Material for this task
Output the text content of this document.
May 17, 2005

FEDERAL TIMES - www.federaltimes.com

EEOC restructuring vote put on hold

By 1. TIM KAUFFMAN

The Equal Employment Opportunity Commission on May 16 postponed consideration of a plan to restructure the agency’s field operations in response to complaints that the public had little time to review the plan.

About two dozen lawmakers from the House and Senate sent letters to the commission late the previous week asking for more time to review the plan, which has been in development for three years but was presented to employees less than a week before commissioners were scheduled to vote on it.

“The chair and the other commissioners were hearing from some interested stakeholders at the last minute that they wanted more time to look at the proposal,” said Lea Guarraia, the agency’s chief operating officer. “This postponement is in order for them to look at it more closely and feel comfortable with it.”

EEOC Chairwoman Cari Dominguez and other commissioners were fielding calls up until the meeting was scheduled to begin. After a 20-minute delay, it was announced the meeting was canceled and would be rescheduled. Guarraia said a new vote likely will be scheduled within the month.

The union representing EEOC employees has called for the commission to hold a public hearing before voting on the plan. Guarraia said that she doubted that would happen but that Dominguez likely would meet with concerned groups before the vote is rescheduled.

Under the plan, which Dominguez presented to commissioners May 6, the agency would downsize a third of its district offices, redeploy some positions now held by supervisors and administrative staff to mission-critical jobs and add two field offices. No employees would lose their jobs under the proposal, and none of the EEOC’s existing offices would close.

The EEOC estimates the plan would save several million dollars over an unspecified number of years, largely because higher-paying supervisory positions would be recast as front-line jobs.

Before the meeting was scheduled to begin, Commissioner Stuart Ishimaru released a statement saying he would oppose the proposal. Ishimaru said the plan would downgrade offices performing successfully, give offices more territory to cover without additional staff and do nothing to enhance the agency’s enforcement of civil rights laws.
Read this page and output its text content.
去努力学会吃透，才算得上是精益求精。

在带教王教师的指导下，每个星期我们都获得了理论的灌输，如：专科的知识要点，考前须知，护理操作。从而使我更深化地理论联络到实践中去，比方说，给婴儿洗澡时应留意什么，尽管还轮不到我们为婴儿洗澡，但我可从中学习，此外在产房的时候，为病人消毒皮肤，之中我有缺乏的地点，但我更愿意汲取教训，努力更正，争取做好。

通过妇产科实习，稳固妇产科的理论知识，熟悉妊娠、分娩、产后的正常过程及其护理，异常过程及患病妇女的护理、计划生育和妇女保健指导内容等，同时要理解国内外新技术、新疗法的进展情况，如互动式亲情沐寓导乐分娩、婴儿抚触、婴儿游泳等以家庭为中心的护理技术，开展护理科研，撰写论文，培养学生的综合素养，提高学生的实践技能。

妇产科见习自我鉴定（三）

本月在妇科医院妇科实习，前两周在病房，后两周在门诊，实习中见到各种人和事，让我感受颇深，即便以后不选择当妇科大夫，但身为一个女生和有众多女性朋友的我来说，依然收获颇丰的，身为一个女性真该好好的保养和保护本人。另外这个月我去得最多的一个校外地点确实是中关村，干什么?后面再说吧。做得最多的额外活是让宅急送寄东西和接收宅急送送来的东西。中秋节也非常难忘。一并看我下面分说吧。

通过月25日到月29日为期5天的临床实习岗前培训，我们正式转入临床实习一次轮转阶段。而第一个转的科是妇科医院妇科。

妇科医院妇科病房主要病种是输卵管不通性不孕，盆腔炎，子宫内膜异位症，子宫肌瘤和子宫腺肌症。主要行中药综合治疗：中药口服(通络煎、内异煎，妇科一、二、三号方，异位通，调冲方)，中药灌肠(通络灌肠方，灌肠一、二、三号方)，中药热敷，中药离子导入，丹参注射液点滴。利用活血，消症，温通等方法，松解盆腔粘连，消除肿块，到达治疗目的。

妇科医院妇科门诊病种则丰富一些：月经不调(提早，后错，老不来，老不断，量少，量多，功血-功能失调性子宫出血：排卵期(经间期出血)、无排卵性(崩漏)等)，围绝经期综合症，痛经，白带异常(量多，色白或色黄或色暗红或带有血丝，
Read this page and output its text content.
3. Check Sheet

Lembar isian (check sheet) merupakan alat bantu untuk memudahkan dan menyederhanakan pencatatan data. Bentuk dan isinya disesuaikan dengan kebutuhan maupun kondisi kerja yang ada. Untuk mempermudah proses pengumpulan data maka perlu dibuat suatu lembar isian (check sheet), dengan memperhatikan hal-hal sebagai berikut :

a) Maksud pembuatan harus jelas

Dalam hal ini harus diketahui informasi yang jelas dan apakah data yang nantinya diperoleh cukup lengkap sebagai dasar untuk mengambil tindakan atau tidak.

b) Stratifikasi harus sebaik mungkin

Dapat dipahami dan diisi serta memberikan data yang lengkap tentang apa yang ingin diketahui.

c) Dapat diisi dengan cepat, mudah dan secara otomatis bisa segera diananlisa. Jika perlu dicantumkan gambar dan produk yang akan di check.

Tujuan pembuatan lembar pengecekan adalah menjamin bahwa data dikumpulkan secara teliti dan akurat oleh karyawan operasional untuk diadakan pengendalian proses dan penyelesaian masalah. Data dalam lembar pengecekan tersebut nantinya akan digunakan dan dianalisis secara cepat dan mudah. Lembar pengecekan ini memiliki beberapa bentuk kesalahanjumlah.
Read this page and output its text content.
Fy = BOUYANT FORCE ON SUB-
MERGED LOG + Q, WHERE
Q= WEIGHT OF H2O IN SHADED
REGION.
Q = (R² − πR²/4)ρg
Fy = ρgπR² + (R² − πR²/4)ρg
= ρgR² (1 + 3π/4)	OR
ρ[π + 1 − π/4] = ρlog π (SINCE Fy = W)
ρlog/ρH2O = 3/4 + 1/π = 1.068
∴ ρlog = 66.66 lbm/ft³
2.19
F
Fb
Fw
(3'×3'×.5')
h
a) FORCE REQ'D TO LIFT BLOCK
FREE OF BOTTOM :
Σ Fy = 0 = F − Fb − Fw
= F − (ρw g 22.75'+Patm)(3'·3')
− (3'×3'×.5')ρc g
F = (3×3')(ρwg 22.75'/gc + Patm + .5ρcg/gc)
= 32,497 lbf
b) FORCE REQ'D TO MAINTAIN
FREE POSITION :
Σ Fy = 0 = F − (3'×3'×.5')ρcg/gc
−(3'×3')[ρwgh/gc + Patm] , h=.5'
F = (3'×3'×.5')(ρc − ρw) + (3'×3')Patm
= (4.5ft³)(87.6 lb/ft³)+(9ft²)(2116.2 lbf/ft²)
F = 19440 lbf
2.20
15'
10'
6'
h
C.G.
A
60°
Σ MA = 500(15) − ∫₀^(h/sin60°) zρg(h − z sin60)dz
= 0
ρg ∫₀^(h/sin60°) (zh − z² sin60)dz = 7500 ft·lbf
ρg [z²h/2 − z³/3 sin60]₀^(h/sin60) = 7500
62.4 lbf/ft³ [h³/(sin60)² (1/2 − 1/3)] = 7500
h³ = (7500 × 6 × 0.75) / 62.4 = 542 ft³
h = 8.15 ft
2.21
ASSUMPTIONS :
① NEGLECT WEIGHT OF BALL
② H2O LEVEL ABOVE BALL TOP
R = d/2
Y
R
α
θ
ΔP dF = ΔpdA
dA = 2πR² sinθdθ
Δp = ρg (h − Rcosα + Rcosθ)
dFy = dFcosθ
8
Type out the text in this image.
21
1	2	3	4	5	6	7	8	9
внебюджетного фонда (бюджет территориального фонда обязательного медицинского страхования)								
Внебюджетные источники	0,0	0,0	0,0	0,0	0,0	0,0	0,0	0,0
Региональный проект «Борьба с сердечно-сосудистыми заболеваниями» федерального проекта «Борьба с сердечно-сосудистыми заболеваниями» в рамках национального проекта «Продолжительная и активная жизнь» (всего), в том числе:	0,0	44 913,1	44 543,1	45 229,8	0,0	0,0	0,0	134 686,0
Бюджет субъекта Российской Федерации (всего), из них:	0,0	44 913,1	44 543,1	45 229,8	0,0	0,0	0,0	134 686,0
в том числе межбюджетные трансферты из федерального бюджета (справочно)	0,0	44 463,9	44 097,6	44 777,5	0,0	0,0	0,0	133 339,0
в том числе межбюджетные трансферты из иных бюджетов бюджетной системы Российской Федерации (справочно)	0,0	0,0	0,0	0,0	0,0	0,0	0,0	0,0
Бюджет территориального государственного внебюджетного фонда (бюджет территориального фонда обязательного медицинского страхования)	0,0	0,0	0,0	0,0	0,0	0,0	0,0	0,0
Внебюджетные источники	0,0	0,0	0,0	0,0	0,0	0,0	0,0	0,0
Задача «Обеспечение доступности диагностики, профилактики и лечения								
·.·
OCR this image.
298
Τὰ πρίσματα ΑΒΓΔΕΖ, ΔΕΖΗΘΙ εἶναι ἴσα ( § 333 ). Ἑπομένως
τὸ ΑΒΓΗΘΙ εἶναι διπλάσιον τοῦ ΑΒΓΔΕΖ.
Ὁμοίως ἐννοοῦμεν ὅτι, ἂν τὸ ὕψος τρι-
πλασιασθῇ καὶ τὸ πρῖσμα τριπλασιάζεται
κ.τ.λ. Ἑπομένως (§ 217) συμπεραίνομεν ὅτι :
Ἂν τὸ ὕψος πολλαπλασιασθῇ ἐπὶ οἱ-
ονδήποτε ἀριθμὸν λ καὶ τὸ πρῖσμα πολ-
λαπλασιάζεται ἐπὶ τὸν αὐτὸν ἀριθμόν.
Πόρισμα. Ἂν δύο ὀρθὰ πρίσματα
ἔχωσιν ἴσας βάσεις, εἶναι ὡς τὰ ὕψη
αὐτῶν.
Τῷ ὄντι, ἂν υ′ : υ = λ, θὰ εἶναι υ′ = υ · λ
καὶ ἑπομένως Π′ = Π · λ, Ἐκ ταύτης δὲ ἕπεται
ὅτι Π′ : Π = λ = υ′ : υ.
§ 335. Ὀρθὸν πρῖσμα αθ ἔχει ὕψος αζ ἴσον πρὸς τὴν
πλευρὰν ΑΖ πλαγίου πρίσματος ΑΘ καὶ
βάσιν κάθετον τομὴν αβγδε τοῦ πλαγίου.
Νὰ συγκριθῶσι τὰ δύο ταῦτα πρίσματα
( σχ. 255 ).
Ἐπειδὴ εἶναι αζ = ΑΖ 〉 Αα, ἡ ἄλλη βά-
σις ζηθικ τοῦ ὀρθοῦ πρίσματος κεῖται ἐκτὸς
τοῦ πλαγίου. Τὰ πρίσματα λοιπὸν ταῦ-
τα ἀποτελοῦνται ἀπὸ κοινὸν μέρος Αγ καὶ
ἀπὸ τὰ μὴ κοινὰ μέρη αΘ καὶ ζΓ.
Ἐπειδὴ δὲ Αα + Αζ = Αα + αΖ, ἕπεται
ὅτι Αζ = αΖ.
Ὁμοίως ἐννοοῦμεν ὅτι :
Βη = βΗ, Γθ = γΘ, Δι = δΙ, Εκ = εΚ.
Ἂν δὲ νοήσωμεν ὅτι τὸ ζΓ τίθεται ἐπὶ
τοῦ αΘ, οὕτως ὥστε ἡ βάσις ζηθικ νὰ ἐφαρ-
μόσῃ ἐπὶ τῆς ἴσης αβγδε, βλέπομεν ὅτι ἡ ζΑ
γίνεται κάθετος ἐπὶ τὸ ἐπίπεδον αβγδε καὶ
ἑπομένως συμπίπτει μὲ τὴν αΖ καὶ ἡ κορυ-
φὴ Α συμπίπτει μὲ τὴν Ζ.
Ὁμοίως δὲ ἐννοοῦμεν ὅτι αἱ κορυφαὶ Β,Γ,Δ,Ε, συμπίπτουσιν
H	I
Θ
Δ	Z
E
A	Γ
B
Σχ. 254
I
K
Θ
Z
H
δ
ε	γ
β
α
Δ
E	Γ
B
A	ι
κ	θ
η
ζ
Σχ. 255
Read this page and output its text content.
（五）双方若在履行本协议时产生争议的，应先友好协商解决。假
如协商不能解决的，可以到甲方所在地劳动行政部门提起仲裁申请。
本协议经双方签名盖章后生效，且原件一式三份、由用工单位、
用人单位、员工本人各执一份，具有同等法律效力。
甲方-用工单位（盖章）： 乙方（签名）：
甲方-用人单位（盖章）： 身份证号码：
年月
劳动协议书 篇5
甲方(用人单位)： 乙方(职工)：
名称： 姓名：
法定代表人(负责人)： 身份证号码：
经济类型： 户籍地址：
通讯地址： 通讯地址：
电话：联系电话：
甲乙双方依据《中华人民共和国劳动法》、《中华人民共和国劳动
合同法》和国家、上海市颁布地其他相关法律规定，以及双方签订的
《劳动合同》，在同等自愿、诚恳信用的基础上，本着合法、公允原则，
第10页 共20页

Written request
Find each line that has the word "Федерации", then copy it out.

Written solution
Бюджет субъекта Российской Федерации (всего), из них:	0,0	44 913,1	44 543,1	45 229,8	0,0	0,0	0,0	134 686,0
в том числе межбюджетные трансферты из иных бюджетов бюджетной системы Российской Федерации (справочно)	0,0	0,0	0,0	0,0	0,0	0,0	0,0	0,0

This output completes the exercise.